> Task statement
Copy out the data below verbatim.

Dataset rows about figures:
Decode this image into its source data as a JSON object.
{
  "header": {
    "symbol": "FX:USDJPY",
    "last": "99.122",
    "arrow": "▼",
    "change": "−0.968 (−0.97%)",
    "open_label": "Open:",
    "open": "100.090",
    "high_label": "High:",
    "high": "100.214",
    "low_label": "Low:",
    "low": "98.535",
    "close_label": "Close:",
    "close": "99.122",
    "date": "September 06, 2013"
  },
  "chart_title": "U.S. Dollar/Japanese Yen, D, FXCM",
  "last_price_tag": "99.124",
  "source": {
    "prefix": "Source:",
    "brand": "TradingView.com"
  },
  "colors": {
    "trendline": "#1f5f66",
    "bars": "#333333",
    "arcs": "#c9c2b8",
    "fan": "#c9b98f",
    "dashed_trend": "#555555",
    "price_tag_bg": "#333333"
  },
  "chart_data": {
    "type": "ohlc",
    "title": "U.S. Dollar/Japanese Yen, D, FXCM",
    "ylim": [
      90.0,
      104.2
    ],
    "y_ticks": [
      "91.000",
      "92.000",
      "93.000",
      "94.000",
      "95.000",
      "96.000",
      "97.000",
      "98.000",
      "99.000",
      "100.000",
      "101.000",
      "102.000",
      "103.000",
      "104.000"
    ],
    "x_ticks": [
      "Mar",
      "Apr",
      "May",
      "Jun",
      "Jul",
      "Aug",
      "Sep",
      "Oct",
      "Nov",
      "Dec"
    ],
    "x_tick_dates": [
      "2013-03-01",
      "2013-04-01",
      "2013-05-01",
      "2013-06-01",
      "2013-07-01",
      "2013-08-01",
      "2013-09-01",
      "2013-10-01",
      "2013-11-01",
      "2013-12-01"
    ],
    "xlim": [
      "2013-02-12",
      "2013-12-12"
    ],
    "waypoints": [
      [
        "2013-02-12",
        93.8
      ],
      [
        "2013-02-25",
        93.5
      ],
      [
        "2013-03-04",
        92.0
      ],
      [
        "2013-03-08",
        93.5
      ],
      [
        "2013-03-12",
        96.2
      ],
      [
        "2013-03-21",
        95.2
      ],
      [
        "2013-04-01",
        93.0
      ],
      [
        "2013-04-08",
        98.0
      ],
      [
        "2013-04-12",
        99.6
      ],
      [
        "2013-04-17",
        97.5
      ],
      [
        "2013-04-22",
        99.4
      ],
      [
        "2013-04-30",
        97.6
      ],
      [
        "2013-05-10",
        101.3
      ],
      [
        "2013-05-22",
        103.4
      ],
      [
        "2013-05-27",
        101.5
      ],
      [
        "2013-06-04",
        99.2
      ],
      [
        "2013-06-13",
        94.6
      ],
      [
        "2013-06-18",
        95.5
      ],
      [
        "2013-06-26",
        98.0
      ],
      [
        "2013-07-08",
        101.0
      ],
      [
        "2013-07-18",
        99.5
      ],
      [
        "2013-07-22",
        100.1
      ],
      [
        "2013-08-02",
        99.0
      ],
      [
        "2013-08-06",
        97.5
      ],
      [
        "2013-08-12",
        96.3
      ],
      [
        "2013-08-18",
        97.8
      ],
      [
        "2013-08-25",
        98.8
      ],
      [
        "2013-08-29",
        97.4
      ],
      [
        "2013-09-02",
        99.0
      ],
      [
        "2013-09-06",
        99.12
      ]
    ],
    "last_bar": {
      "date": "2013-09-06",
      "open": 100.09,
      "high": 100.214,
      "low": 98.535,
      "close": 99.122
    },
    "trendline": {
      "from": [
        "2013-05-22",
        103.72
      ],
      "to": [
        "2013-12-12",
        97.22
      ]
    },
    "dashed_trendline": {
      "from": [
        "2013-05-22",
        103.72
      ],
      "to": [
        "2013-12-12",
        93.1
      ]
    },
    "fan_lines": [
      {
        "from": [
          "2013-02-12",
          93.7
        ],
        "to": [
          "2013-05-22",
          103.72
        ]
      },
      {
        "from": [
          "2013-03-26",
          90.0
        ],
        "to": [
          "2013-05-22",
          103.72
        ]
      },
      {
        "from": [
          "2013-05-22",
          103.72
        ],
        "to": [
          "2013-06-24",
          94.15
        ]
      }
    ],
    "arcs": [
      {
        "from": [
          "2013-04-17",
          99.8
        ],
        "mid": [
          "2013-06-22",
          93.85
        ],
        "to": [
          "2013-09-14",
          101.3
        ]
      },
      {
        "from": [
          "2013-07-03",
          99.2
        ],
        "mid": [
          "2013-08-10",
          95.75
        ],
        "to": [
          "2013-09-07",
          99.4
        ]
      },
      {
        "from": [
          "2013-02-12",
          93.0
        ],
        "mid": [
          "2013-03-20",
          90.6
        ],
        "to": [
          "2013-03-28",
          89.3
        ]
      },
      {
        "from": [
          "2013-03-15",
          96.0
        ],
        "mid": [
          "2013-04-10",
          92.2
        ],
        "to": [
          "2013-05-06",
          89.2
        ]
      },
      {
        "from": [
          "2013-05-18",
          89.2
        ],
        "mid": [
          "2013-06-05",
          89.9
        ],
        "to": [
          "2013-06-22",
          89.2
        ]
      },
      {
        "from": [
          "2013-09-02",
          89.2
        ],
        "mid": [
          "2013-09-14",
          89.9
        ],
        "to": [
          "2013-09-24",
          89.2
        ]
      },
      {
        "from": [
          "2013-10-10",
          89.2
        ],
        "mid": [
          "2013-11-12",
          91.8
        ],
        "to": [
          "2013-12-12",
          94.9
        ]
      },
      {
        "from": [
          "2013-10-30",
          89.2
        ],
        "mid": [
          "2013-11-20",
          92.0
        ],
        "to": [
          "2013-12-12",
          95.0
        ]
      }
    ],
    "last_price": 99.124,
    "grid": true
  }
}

> Answer to the task
Decode this image into its source data as a JSON object.
{
  "header": {
    "symbol": "FX:USDJPY",
    "last": "99.122",
    "arrow": "▼",
    "change": "−0.968 (−0.97%)",
    "open_label": "Open:",
    "open": "100.090",
    "high_label": "High:",
    "high": "100.214",
    "low_label": "Low:",
    "low": "98.535",
    "close_label": "Close:",
    "close": "99.122",
    "date": "September 06, 2013"
  },
  "chart_title": "U.S. Dollar/Japanese Yen, D, FXCM",
  "last_price_tag": "99.124",
  "source": {
    "prefix": "Source:",
    "brand": "TradingView.com"
  },
  "colors": {
    "trendline": "#1f5f66",
    "bars": "#333333",
    "arcs": "#c9c2b8",
    "fan": "#c9b98f",
    "dashed_trend": "#555555",
    "price_tag_bg": "#333333"
  },
  "chart_data": {
    "type": "ohlc",
    "title": "U.S. Dollar/Japanese Yen, D, FXCM",
    "ylim": [
      90.0,
      104.2
    ],
    "y_ticks": [
      "91.000",
      "92.000",
      "93.000",
      "94.000",
      "95.000",
      "96.000",
      "97.000",
      "98.000",
      "99.000",
      "100.000",
      "101.000",
      "102.000",
      "103.000",
      "104.000"
    ],
    "x_ticks": [
      "Mar",
      "Apr",
      "May",
      "Jun",
      "Jul",
      "Aug",
      "Sep",
      "Oct",
      "Nov",
      "Dec"
    ],
    "x_tick_dates": [
      "2013-03-01",
      "2013-04-01",
      "2013-05-01",
      "2013-06-01",
      "2013-07-01",
      "2013-08-01",
      "2013-09-01",
      "2013-10-01",
      "2013-11-01",
      "2013-12-01"
    ],
    "xlim": [
      "2013-02-12",
      "2013-12-12"
    ],
    "waypoints": [
      [
        "2013-02-12",
        93.8
      ],
      [
        "2013-02-25",
        93.5
      ],
      [
        "2013-03-04",
        92.0
      ],
      [
        "2013-03-08",
        93.5
      ],
      [
        "2013-03-12",
        96.2
      ],
      [
        "2013-03-21",
        95.2
      ],
      [
        "2013-04-01",
        93.0
      ],
      [
        "2013-04-08",
        98.0
      ],
      [
        "2013-04-12",
        99.6
      ],
      [
        "2013-04-17",
        97.5
      ],
      [
        "2013-04-22",
        99.4
      ],
      [
        "2013-04-30",
        97.6
      ],
      [
        "2013-05-10",
        101.3
      ],
      [
        "2013-05-22",
        103.4
      ],
      [
        "2013-05-27",
        101.5
      ],
      [
        "2013-06-04",
        99.2
      ],
      [
        "2013-06-13",
        94.6
      ],
      [
        "2013-06-18",
        95.5
      ],
      [
        "2013-06-26",
        98.0
      ],
      [
        "2013-07-08",
        101.0
      ],
      [
        "2013-07-18",
        99.5
      ],
      [
        "2013-07-22",
        100.1
      ],
      [
        "2013-08-02",
        99.0
      ],
      [
        "2013-08-06",
        97.5
      ],
      [
        "2013-08-12",
        96.3
      ],
      [
        "2013-08-18",
        97.8
      ],
      [
        "2013-08-25",
        98.8
      ],
      [
        "2013-08-29",
        97.4
      ],
      [
        "2013-09-02",
        99.0
      ],
      [
        "2013-09-06",
        99.12
      ]
    ],
    "last_bar": {
      "date": "2013-09-06",
      "open": 100.09,
      "high": 100.214,
      "low": 98.535,
      "close": 99.122
    },
    "trendline": {
      "from": [
        "2013-05-22",
        103.72
      ],
      "to": [
        "2013-12-12",
        97.22
      ]
    },
    "dashed_trendline": {
      "from": [
        "2013-05-22",
        103.72
      ],
      "to": [
        "2013-12-12",
        93.1
      ]
    },
    "fan_lines": [
      {
        "from": [
          "2013-02-12",
          93.7
        ],
        "to": [
          "2013-05-22",
          103.72
        ]
      },
      {
        "from": [
          "2013-03-26",
          90.0
        ],
        "to": [
          "2013-05-22",
          103.72
        ]
      },
      {
        "from": [
          "2013-05-22",
          103.72
        ],
        "to": [
          "2013-06-24",
          94.15
        ]
      }
    ],
    "arcs": [
      {
        "from": [
          "2013-04-17",
          99.8
        ],
        "mid": [
          "2013-06-22",
          93.85
        ],
        "to": [
          "2013-09-14",
          101.3
        ]
      },
      {
        "from": [
          "2013-07-03",
          99.2
        ],
        "mid": [
          "2013-08-10",
          95.75
        ],
        "to": [
          "2013-09-07",
          99.4
        ]
      },
      {
        "from": [
          "2013-02-12",
          93.0
        ],
        "mid": [
          "2013-03-20",
          90.6
        ],
        "to": [
          "2013-03-28",
          89.3
        ]
      },
      {
        "from": [
          "2013-03-15",
          96.0
        ],
        "mid": [
          "2013-04-10",
          92.2
        ],
        "to": [
          "2013-05-06",
          89.2
        ]
      },
      {
        "from": [
          "2013-05-18",
          89.2
        ],
        "mid": [
          "2013-06-05",
          89.9
        ],
        "to": [
          "2013-06-22",
          89.2
        ]
      },
      {
        "from": [
          "2013-09-02",
          89.2
        ],
        "mid": [
          "2013-09-14",
          89.9
        ],
        "to": [
          "2013-09-24",
          89.2
        ]
      },
      {
        "from": [
          "2013-10-10",
          89.2
        ],
        "mid": [
          "2013-11-12",
          91.8
        ],
        "to": [
          "2013-12-12",
          94.9
        ]
      },
      {
        "from": [
          "2013-10-30",
          89.2
        ],
        "mid": [
          "2013-11-20",
          92.0
        ],
        "to": [
          "2013-12-12",
          95.0
        ]
      }
    ],
    "last_price": 99.124,
    "grid": true
  }
}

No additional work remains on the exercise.